(Selected text)
^^^^

Could anyone help me out with it? Sorry for positing so much code here,but i really need
the help.

  /* structure for the hashtable containing an array of nodes */

  typedef struct Hashtable hashtable;
  struct Hashtable {
  struct node **list;
  };   


  /* the function which resizes the hashtable and re-arranges the values according to 
     new capacity */

  void reSize(hashtable *h)
   {

    int i;
    node **newlist=realloc(h->list,2*capacity*sizeof(node*));
    h->list=newlist;
   int temp=capacity,index;
   capacity=capacity * 2;
    for(i=temp;i<capacity;i++)
    h->list[i]=calloc(1,sizeof(node));
    }


    /* mystructure init */
    struct hashtable *mystruct_init()

^^^^

(Records to use)
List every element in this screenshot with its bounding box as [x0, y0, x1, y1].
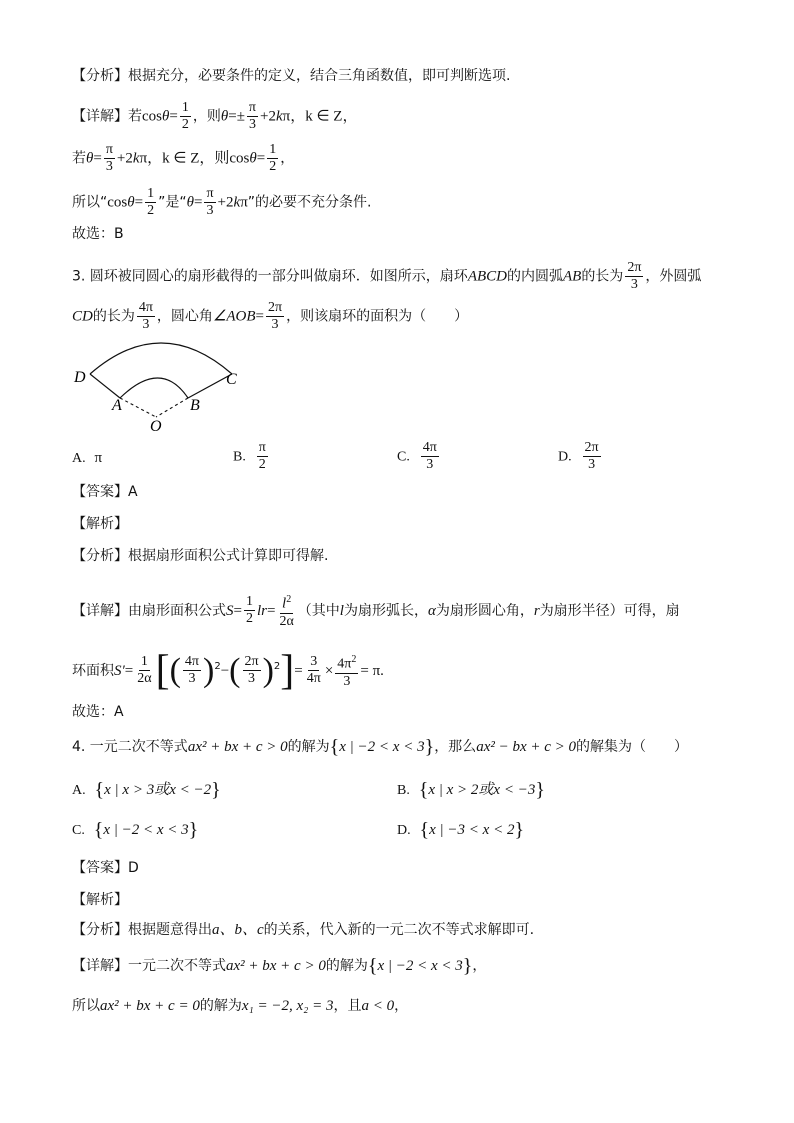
q3-detail-line: 【详解】由扇形面积公式S= $\frac{1}{2}$ lr= $\frac{l^2}{2\alpha}$ （其中l为扇形弧长，α为扇形圆心角，r为扇形半径）可得，扇: [72, 594, 680, 629]
label-c: C: [226, 371, 237, 388]
q3-ring-area-line: 环面积S′= $\frac{1}{2\alpha}$ [( $\frac{4\pi}{3}$ )$^2$−( $\frac{2\pi}{3}$ )$^2$]= $\frac{3}{4\pi}$ × $\frac{4\pi^2}{3}$ = π.: [72, 647, 384, 694]
fraction-1-2: $\frac{1}{2}$: [181, 100, 189, 132]
outer-arc-cd: [90, 343, 232, 374]
q4-option-b: B. {x | x > 2或x < −3}: [397, 779, 545, 801]
label-o: O: [150, 418, 162, 434]
q2-if-line: 若θ= $\frac{\pi}{3}$ +2kπ，k ∈ Z，则cosθ= $\frac{1}{2}$ ，: [72, 142, 295, 174]
q2-conclusion: 所以“cosθ= $\frac{1}{2}$ ”是“θ= $\frac{\pi}{3}$ +2kπ”的必要不充分条件.: [72, 186, 372, 218]
q2-analysis: 【分析】根据充分，必要条件的定义，结合三角函数值，即可判断选项.: [72, 68, 511, 84]
q4-roots-line: 所以ax² + bx + c = 0的解为x₁ = −2, x₂ = 3，且a < 0，: [72, 998, 409, 1014]
fraction-pi-3: $\frac{\pi}{3}$: [248, 100, 256, 132]
q3-option-b: B. $\frac{\pi}{2}$: [233, 440, 266, 472]
q4-option-a: A. {x | x > 3或x < −2}: [72, 779, 221, 801]
q3-jiexi: 【解析】: [72, 516, 128, 532]
label-a: A: [112, 397, 122, 414]
q3-stem-line2: CD的长为 $\frac{4\pi}{3}$ ，圆心角∠AOB= $\frac{2\pi}{3}$ ，则该扇环的面积为（ ）: [72, 300, 469, 332]
inner-arc-ab: [120, 378, 188, 398]
q3-option-a: A. π: [72, 450, 103, 466]
q4-stem: 4. 一元二次不等式ax² + bx + c > 0的解为{x | −2 < x < 3}，那么ax² − bx + c > 0的解集为（ ）: [72, 736, 689, 758]
q3-analysis: 【分析】根据扇形面积公式计算即可得解.: [72, 548, 329, 564]
dashed-bo: [156, 398, 188, 417]
label-b: B: [190, 397, 200, 414]
q4-option-d: D. {x | −3 < x < 2}: [397, 819, 525, 841]
q4-answer: 【答案】D: [72, 860, 139, 876]
q3-option-c: C. $\frac{4\pi}{3}$: [397, 440, 437, 472]
q4-detail-line: 【详解】一元二次不等式ax² + bx + c > 0的解为{x | −2 < x < 3}，: [72, 955, 487, 977]
q4-analysis: 【分析】根据题意得出a、b、c的关系，代入新的一元二次不等式求解即可.: [72, 922, 535, 938]
q2-detail-line: 【详解】若cosθ= $\frac{1}{2}$ ，则θ=± $\frac{\pi}{3}$ +2kπ，k ∈ Z，: [72, 100, 358, 132]
q4-option-c: C. {x | −2 < x < 3}: [72, 819, 199, 841]
q3-option-d: D. $\frac{2\pi}{3}$: [558, 440, 599, 472]
q3-stem-line1: 3. 圆环被同圆心的扇形截得的一部分叫做扇环．如图所示，扇环ABCD的内圆弧AB的长为 $\frac{2\pi}{3}$ ，外圆弧: [72, 260, 702, 292]
segment-da: [90, 374, 120, 398]
dashed-ao: [120, 398, 156, 417]
label-d: D: [74, 369, 86, 386]
q4-jiexi: 【解析】: [72, 892, 128, 908]
q3-answer: 【答案】A: [72, 484, 138, 500]
sector-ring-figure: [66, 330, 256, 434]
q3-choose: 故选：A: [72, 704, 124, 720]
q2-choose: 故选：B: [72, 226, 124, 242]
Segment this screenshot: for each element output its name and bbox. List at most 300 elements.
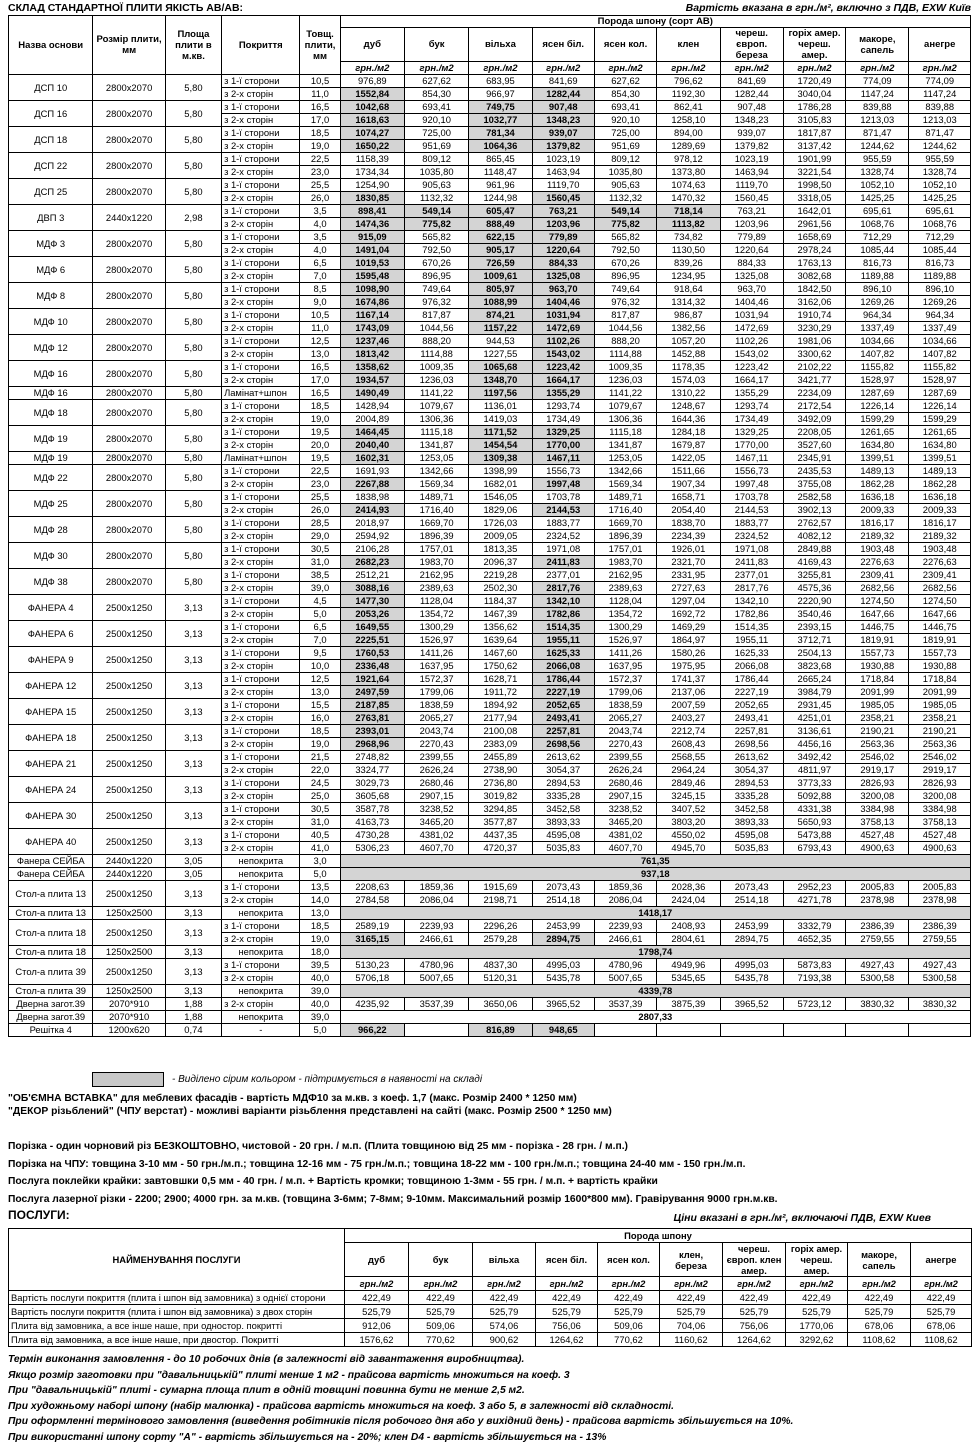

^^^^

(What you need to do)
1. Answer these questions about the hashtable code:
(a) According to its comment, what does the hashtable structure contain?
(b) By what factor does reSize multiply the capacity?
(c) Which function allocates each new entry in the loop inside reSize?
2. From the rows, quote the line that contains "594, 680, 629]" and every line after it, ending with the line that contains "label-c: C: [226, 371, 237, 388]".

(Results by task)
1.
(a) An array of nodes.
(b) By 2.
(c) calloc.

2.
q3-detail-line: 【详解】由扇形面积公式S= $\frac{1}{2}$ lr= $\frac{l^2}{2\alpha}$ （其中l为扇形弧长，α为扇形圆心角，r为扇形半径）可得，扇: [72, 594, 680, 629]
label-c: C: [226, 371, 237, 388]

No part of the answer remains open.